==== 原文
40.信仰生活の勝利

●聖書箇所[ヘブル人への手紙12章1−13節]

 生きることは難しいことだと言えるでしょう。実際、生存競争、受験戦争、就職戦争などが、あなたが生きる現場には溢れていますね。信仰生活も一種の戦いと言えます。成功と勝利を目指して、今日は競技者の知恵に学びましょう。

身軽になる

 利口な競技者は、よく整備された、穴もなく石ころも落ちていないフィールドとトラックを使い、また競技をするにふさわしく身軽ないでたちで登場します。精神統一も不十分でいらいらして落ち着かない心のままで、かつ着替えを入れたリュックサックを背負っていたりしてはいません。勝つためには障害物を徹底して「捨て」るのが常識です。
 信仰生活の障害物とは何でしょうか。背負う物は罪(「いっさいの重荷」とは「まつわりつく罪」から来る思い煩いや誘惑です)です。
 アダムとエバが地上に生を受けたとき、罪の重荷は全くありませんでした。生きることはやけに楽しく、幸福でした。ところがまことの神さまを捨てる罪を犯してから、生きること自体が重荷になって来ました。勝つためには一刻も早く罪の重荷を降ろさねばなりません。
========
==== データ抜粋
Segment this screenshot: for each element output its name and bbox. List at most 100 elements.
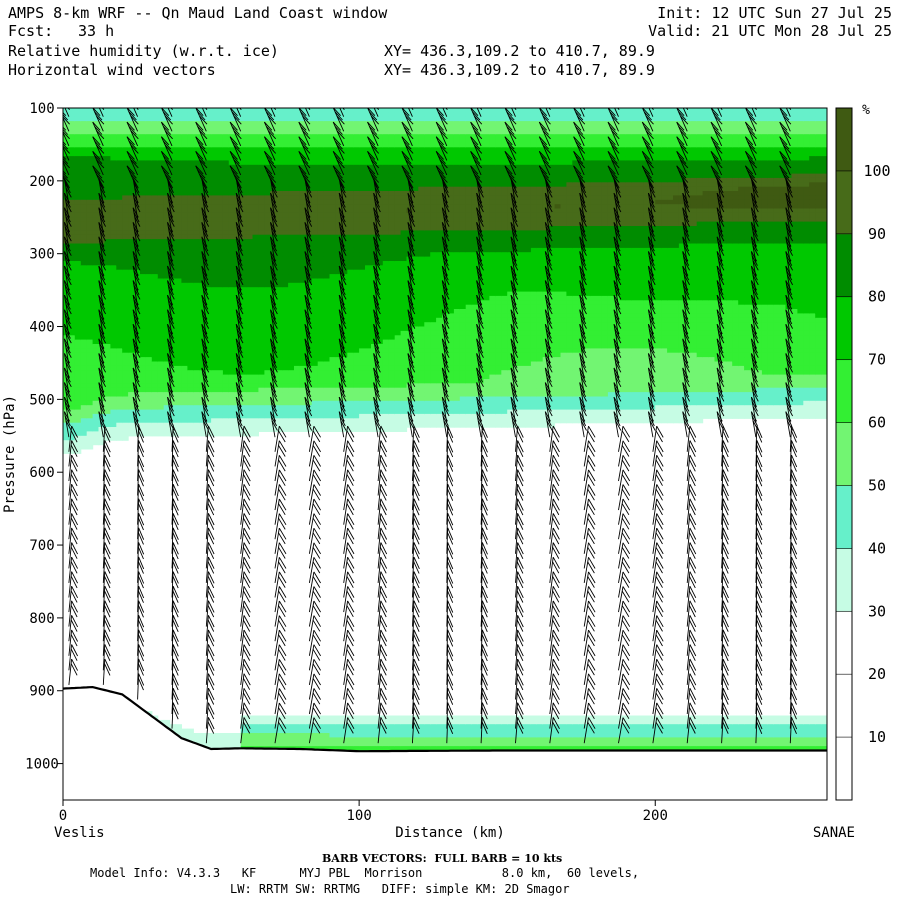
rh-cell [282, 164, 289, 170]
rh-cell [86, 387, 94, 393]
rh-cell [294, 143, 301, 148]
rh-cell [294, 317, 301, 323]
rh-cell [151, 243, 159, 249]
rh-cell [92, 226, 100, 231]
rh-cell [353, 278, 360, 284]
rh-cell [400, 247, 408, 253]
rh-cell [329, 156, 336, 162]
rh-cell [63, 387, 70, 393]
rh-cell [181, 269, 188, 275]
rh-cell [169, 274, 177, 280]
rh-cell [187, 413, 194, 419]
rh-cell [376, 221, 384, 227]
rh-cell [122, 112, 129, 118]
rh-cell [282, 282, 289, 288]
rh-cell [187, 322, 194, 328]
rh-cell [341, 208, 348, 214]
rh-cell [282, 177, 289, 183]
rh-cell [282, 322, 289, 328]
rh-cell [347, 287, 354, 293]
rh-cell [169, 348, 177, 354]
rh-cell [353, 204, 360, 210]
rh-cell [276, 269, 283, 275]
rh-cell [240, 282, 248, 288]
rh-cell [169, 392, 177, 398]
rh-cell [335, 134, 342, 140]
rh-cell [252, 164, 259, 170]
rh-cell [187, 256, 194, 262]
rh-cell [400, 339, 408, 345]
rh-cell [217, 243, 224, 249]
rh-cell [151, 121, 159, 127]
rh-cell [74, 326, 82, 332]
rh-cell [276, 405, 283, 411]
rh-cell [80, 344, 88, 349]
rh-cell [388, 234, 396, 240]
rh-cell [110, 287, 117, 293]
rh-cell [187, 317, 194, 323]
rh-cell [104, 352, 111, 358]
rh-cell [288, 208, 295, 214]
rh-cell [140, 121, 147, 127]
rh-cell [163, 164, 171, 170]
rh-cell [193, 252, 200, 258]
rh-cell [74, 339, 82, 345]
rh-cell [317, 422, 325, 428]
rh-cell [376, 234, 384, 240]
rh-cell [175, 357, 182, 363]
rh-cell [92, 295, 100, 301]
rh-cell [205, 261, 212, 266]
rh-cell [110, 151, 117, 157]
rh-cell [359, 212, 366, 218]
rh-cell [430, 147, 437, 153]
rh-cell [371, 405, 378, 411]
rh-cell [222, 116, 230, 122]
rh-cell [157, 313, 165, 319]
rh-cell [205, 243, 212, 249]
rh-cell [74, 379, 82, 384]
rh-cell [140, 247, 147, 253]
rh-cell [394, 226, 402, 231]
rh-cell [376, 348, 384, 354]
rh-cell [80, 134, 88, 140]
rh-cell [104, 125, 111, 131]
rh-cell [228, 195, 236, 201]
rh-cell [181, 392, 188, 398]
rh-cell [276, 134, 283, 140]
rh-cell [288, 291, 295, 297]
rh-cell [294, 191, 301, 196]
rh-cell [305, 728, 313, 734]
rh-cell [305, 309, 313, 314]
rh-cell [365, 239, 372, 245]
rh-cell [74, 147, 82, 153]
rh-cell [187, 405, 194, 411]
rh-cell [371, 261, 378, 266]
rh-cell [145, 344, 153, 349]
rh-cell [347, 116, 354, 122]
rh-cell [175, 265, 182, 271]
rh-cell [157, 304, 165, 310]
rh-cell [311, 147, 319, 153]
rh-cell [110, 204, 117, 210]
rh-cell [376, 147, 384, 153]
rh-cell [86, 134, 94, 140]
rh-cell [211, 431, 218, 437]
rh-cell [359, 138, 366, 144]
rh-cell [406, 282, 413, 288]
rh-cell [98, 379, 105, 384]
rh-cell [335, 300, 342, 306]
rh-cell [104, 143, 111, 148]
rh-cell [74, 252, 82, 258]
rh-cell [187, 269, 194, 275]
rh-cell [63, 160, 70, 166]
rh-cell [140, 173, 147, 179]
rh-cell [382, 728, 390, 734]
rh-cell [163, 226, 171, 231]
rh-cell [228, 256, 236, 262]
rh-cell [388, 413, 396, 419]
rh-cell [252, 282, 259, 288]
rh-cell [430, 247, 437, 253]
rh-cell [63, 431, 70, 437]
rh-cell [140, 400, 147, 406]
rh-cell [222, 134, 230, 140]
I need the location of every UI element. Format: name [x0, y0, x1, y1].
========
(作業指示)
(1) 原文のうち、「生きることは難しいことだと言」を含む語句で始まり「して「捨て」るのが常識です。」で終わる部分を、「競技者」を「選手」に置き換えて書き直してください。
(2) 信仰生活の勝利を説く原文について、次の(a)〜(c)がそれぞれ原文の記述と一致するかを「はい」か「いいえ」で答え、判断の根拠となる原文の語句をそのまま引用してください。
(a) アダムとエバが地上に生を受けたとき、罪の重荷は全くなかった。
(b) 利口な競技者は、着替えを入れたリュックサックを背負って登場する。
(c) 聖書箇所としてヘブル人への手紙12章1−13節が挙げられている。
(3) 信仰生活の勝利を説く原文を、最後の文の後から書き継いでください。
エントリは原文とは別個の独立した資料です。

(解答例)
(1)
生きることは難しいことだと言えるでしょう。実際、生存競争、受験戦争、就職戦争などが、あなたが生きる現場には溢れていますね。信仰生活も一種の戦いと言えます。成功と勝利を目指して、今日は選手の知恵に学びましょう。

身軽になる

 利口な選手は、よく整備された、穴もなく石ころも落ちていないフィールドとトラックを使い、また競技をするにふさわしく身軽ないでたちで登場します。精神統一も不十分でいらいらして落ち着かない心のままで、かつ着替えを入れたリュックサックを背負っていたりしてはいません。勝つためには障害物を徹底して「捨て」るのが常識です。

(2)
(a) はい。「アダムとエバが地上に生を受けたとき、罪の重荷は全くありませんでした。」
(b) いいえ。「着替えを入れたリュックサックを背負っていたりしてはいません。」
(c) はい。「聖書箇所[ヘブル人への手紙12章1−13節]」

(3)
 また穴や石ころとは誘惑のことです。どんなに強い人でも立ち向かうペきではありません。避けて進む方が利口です。
 次に落ち着かない心は聖霊さまに導かれない心です。精神統一ができない競技者は勝つことができません。
 どうしたらこれらの障害物を取り除くことができるでしょうか。みことばによってです。イスラエル人が約束の地に入ろうとするときにどうしても城塞都市エリコを陥落させなければいけませんでした。指揮官ヨシュアは作戦を考えはしましたが、何よりもみことばが与えられました。「6日間毎日一度ずつ回り、7日目に7度回りなさい」というものです。不思議なことに7日目7度目のラッパの音と信仰者の叫び声とともに域壁は崩れ落ちました(ヨシュア6章−)。
 もしみことばを受け入れなさるなら、あなたの罪は直ちに赦されて重荷はなくなります。イエスさまは十字架にあなたの罪を背負われ滅ぼして3日目に復活してくださったからです。またどんな穴や石ころ、すなわち誘惑からでも、みことばとともに働く聖霊さまがあなたを守ってくださいます。落ち着かない時も、みことばとお祈りとで成り立つデボーションを朝と夜に持つことによって克服できます。神さまのおことばを思い巡らし、その日を反省し、目標を確認することによって信仰生活は必ず勝利できます。思い煩いや誘惑は後ろに追いやられて、恵みを受け取る体制が整います。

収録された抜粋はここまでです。